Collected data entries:
▼▼▼
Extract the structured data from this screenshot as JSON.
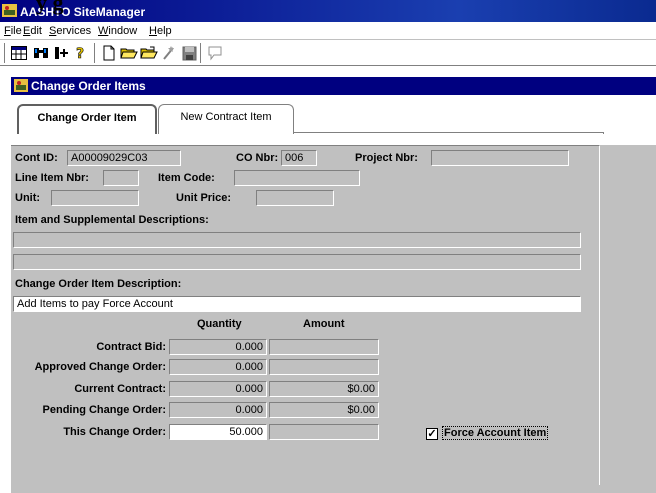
{
  "app": {
    "overlay_heading": "y g",
    "title": "AASHTO SiteManager"
  },
  "menu": [
    "File",
    "Edit",
    "Services",
    "Window",
    "Help"
  ],
  "toolbar": {
    "icons": [
      "grid-icon",
      "binoculars-icon",
      "insert-icon",
      "help-icon",
      "new-document-icon",
      "open-folder-icon",
      "open-folder-icon",
      "wizard-icon",
      "save-icon",
      "comment-icon"
    ]
  },
  "window": {
    "title": "Change Order Items",
    "tabs": [
      {
        "label": "Change Order Item",
        "active": true
      },
      {
        "label": "New Contract Item",
        "active": false
      }
    ]
  },
  "form": {
    "cont_id_label": "Cont ID:",
    "cont_id_value": "A00009029C03",
    "co_nbr_label": "CO Nbr:",
    "co_nbr_value": "006",
    "project_nbr_label": "Project Nbr:",
    "project_nbr_value": "",
    "line_item_label": "Line Item Nbr:",
    "line_item_value": "",
    "item_code_label": "Item Code:",
    "item_code_value": "",
    "unit_label": "Unit:",
    "unit_value": "",
    "unit_price_label": "Unit Price:",
    "unit_price_value": "",
    "supp_desc_label": "Item and Supplemental Descriptions:",
    "supp_desc_line1": "",
    "supp_desc_line2": "",
    "co_item_desc_label": "Change Order Item Description:",
    "co_item_desc_value": "Add Items to pay Force Account",
    "col_quantity": "Quantity",
    "col_amount": "Amount",
    "rows": [
      {
        "label": "Contract Bid:",
        "quantity": "0.000",
        "amount": ""
      },
      {
        "label": "Approved Change Order:",
        "quantity": "0.000",
        "amount": ""
      },
      {
        "label": "Current Contract:",
        "quantity": "0.000",
        "amount": "$0.00"
      },
      {
        "label": "Pending Change Order:",
        "quantity": "0.000",
        "amount": "$0.00"
      },
      {
        "label": "This Change Order:",
        "quantity": "50.000",
        "amount": ""
      }
    ],
    "force_account_label": "Force Account Item",
    "force_account_checked": true,
    "checkbox_mark": "✓"
  }
}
▲▲▲
Using the data above, write out every line exactly, leaving the images behind.

Finished exercise -
Extract the structured data from this screenshot as JSON.
{
  "app": {
    "overlay_heading": "y g",
    "title": "AASHTO SiteManager"
  },
  "menu": [
    "File",
    "Edit",
    "Services",
    "Window",
    "Help"
  ],
  "toolbar": {
    "icons": [
      "grid-icon",
      "binoculars-icon",
      "insert-icon",
      "help-icon",
      "new-document-icon",
      "open-folder-icon",
      "open-folder-icon",
      "wizard-icon",
      "save-icon",
      "comment-icon"
    ]
  },
  "window": {
    "title": "Change Order Items",
    "tabs": [
      {
        "label": "Change Order Item",
        "active": true
      },
      {
        "label": "New Contract Item",
        "active": false
      }
    ]
  },
  "form": {
    "cont_id_label": "Cont ID:",
    "cont_id_value": "A00009029C03",
    "co_nbr_label": "CO Nbr:",
    "co_nbr_value": "006",
    "project_nbr_label": "Project Nbr:",
    "project_nbr_value": "",
    "line_item_label": "Line Item Nbr:",
    "line_item_value": "",
    "item_code_label": "Item Code:",
    "item_code_value": "",
    "unit_label": "Unit:",
    "unit_value": "",
    "unit_price_label": "Unit Price:",
    "unit_price_value": "",
    "supp_desc_label": "Item and Supplemental Descriptions:",
    "supp_desc_line1": "",
    "supp_desc_line2": "",
    "co_item_desc_label": "Change Order Item Description:",
    "co_item_desc_value": "Add Items to pay Force Account",
    "col_quantity": "Quantity",
    "col_amount": "Amount",
    "rows": [
      {
        "label": "Contract Bid:",
        "quantity": "0.000",
        "amount": ""
      },
      {
        "label": "Approved Change Order:",
        "quantity": "0.000",
        "amount": ""
      },
      {
        "label": "Current Contract:",
        "quantity": "0.000",
        "amount": "$0.00"
      },
      {
        "label": "Pending Change Order:",
        "quantity": "0.000",
        "amount": "$0.00"
      },
      {
        "label": "This Change Order:",
        "quantity": "50.000",
        "amount": ""
      }
    ],
    "force_account_label": "Force Account Item",
    "force_account_checked": true,
    "checkbox_mark": "✓"
  }
}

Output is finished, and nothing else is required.